Given request –
Rewrite the listing below with "bullet-symbol" in place of every "bullet-icon", and keep everything else the same. Leave the pictures out of your answer.

Labeled region entries:
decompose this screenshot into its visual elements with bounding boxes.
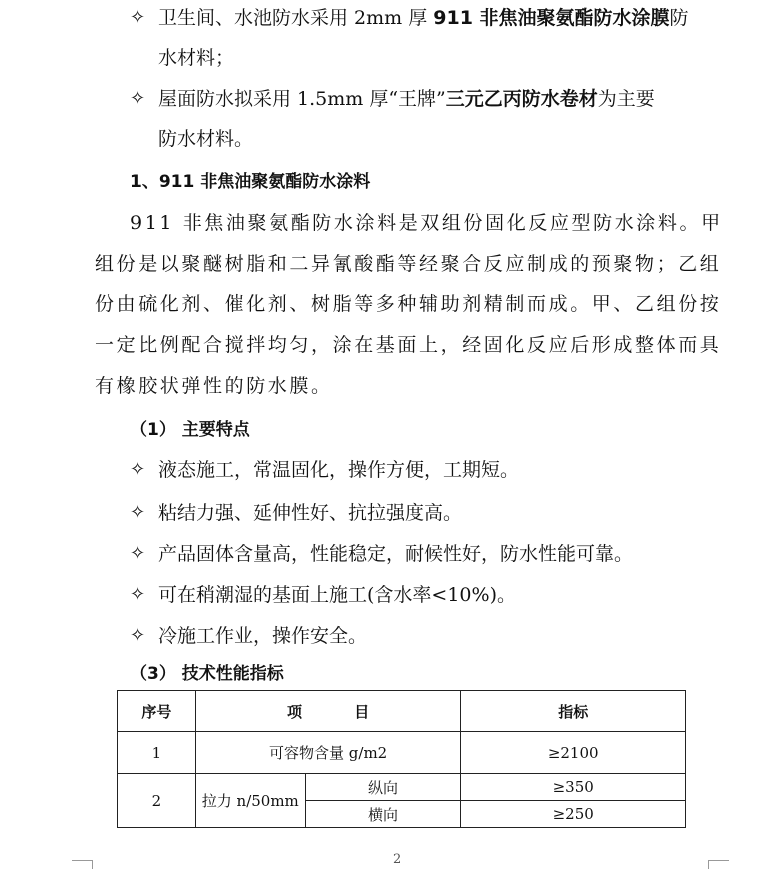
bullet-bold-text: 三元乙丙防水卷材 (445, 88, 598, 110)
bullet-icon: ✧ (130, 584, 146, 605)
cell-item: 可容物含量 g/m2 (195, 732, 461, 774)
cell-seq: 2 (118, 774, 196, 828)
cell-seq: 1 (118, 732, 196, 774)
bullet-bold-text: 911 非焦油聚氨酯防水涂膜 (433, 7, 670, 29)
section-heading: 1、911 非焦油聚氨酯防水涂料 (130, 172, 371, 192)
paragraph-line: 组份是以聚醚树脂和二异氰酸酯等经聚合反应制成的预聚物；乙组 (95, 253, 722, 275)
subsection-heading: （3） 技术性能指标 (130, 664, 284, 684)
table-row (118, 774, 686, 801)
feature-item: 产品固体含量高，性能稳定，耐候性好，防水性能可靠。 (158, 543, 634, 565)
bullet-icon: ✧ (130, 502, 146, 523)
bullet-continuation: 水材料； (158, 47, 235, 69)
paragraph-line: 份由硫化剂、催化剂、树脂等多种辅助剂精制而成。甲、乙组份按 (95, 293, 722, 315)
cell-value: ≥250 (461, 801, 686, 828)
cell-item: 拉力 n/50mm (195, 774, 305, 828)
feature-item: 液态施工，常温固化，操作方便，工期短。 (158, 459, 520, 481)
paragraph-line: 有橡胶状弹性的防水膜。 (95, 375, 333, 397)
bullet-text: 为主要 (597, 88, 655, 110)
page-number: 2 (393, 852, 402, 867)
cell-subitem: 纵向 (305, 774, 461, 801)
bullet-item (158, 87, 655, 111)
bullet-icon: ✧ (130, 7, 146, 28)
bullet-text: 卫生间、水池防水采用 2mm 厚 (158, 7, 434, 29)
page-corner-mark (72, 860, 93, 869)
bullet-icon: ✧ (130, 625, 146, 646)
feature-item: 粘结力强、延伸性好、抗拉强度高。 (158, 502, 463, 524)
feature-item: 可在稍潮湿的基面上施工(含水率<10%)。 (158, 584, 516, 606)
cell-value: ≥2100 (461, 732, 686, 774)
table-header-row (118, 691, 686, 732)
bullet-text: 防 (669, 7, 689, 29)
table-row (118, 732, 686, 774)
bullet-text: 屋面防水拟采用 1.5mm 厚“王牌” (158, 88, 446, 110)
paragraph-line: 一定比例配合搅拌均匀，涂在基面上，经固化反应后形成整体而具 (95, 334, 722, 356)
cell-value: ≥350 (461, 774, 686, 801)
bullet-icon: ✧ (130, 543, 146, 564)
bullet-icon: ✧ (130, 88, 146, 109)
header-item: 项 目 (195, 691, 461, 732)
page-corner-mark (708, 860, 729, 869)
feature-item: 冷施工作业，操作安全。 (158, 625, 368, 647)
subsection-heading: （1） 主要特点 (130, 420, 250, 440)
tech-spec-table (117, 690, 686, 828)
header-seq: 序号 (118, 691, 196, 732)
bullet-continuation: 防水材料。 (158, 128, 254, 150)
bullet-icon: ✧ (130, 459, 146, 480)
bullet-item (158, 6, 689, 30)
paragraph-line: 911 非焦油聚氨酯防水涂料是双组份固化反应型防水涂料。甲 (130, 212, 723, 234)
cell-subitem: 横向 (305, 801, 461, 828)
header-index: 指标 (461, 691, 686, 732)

Completed exercise –
decompose this screenshot into its visual elements with bounding boxes.
bullet-bold-text: 三元乙丙防水卷材 (445, 88, 598, 110)
bullet-symbol: ✧ (130, 584, 146, 605)
cell-item: 可容物含量 g/m2 (195, 732, 461, 774)
cell-seq: 2 (118, 774, 196, 828)
cell-seq: 1 (118, 732, 196, 774)
bullet-bold-text: 911 非焦油聚氨酯防水涂膜 (433, 7, 670, 29)
section-heading: 1、911 非焦油聚氨酯防水涂料 (130, 172, 371, 192)
paragraph-line: 组份是以聚醚树脂和二异氰酸酯等经聚合反应制成的预聚物；乙组 (95, 253, 722, 275)
subsection-heading: （3） 技术性能指标 (130, 664, 284, 684)
table-row (118, 774, 686, 801)
feature-item: 产品固体含量高，性能稳定，耐候性好，防水性能可靠。 (158, 543, 634, 565)
bullet-symbol: ✧ (130, 502, 146, 523)
bullet-continuation: 水材料； (158, 47, 235, 69)
paragraph-line: 份由硫化剂、催化剂、树脂等多种辅助剂精制而成。甲、乙组份按 (95, 293, 722, 315)
cell-value: ≥250 (461, 801, 686, 828)
cell-item: 拉力 n/50mm (195, 774, 305, 828)
feature-item: 液态施工，常温固化，操作方便，工期短。 (158, 459, 520, 481)
paragraph-line: 有橡胶状弹性的防水膜。 (95, 375, 333, 397)
bullet-text: 为主要 (597, 88, 655, 110)
page-number: 2 (393, 852, 402, 867)
cell-subitem: 纵向 (305, 774, 461, 801)
bullet-item (158, 87, 655, 111)
bullet-symbol: ✧ (130, 7, 146, 28)
bullet-text: 卫生间、水池防水采用 2mm 厚 (158, 7, 434, 29)
page-corner-mark (72, 860, 93, 869)
bullet-symbol: ✧ (130, 625, 146, 646)
feature-item: 粘结力强、延伸性好、抗拉强度高。 (158, 502, 463, 524)
feature-item: 可在稍潮湿的基面上施工(含水率<10%)。 (158, 584, 516, 606)
cell-value: ≥2100 (461, 732, 686, 774)
table-header-row (118, 691, 686, 732)
bullet-text: 防 (669, 7, 689, 29)
table-row (118, 732, 686, 774)
bullet-text: 屋面防水拟采用 1.5mm 厚“王牌” (158, 88, 446, 110)
paragraph-line: 一定比例配合搅拌均匀，涂在基面上，经固化反应后形成整体而具 (95, 334, 722, 356)
cell-value: ≥350 (461, 774, 686, 801)
bullet-symbol: ✧ (130, 543, 146, 564)
bullet-symbol: ✧ (130, 88, 146, 109)
header-item: 项 目 (195, 691, 461, 732)
page-corner-mark (708, 860, 729, 869)
feature-item: 冷施工作业，操作安全。 (158, 625, 368, 647)
subsection-heading: （1） 主要特点 (130, 420, 250, 440)
tech-spec-table (117, 690, 686, 828)
header-seq: 序号 (118, 691, 196, 732)
bullet-continuation: 防水材料。 (158, 128, 254, 150)
bullet-symbol: ✧ (130, 459, 146, 480)
bullet-item (158, 6, 689, 30)
paragraph-line: 911 非焦油聚氨酯防水涂料是双组份固化反应型防水涂料。甲 (130, 212, 723, 234)
cell-subitem: 横向 (305, 801, 461, 828)
header-index: 指标 (461, 691, 686, 732)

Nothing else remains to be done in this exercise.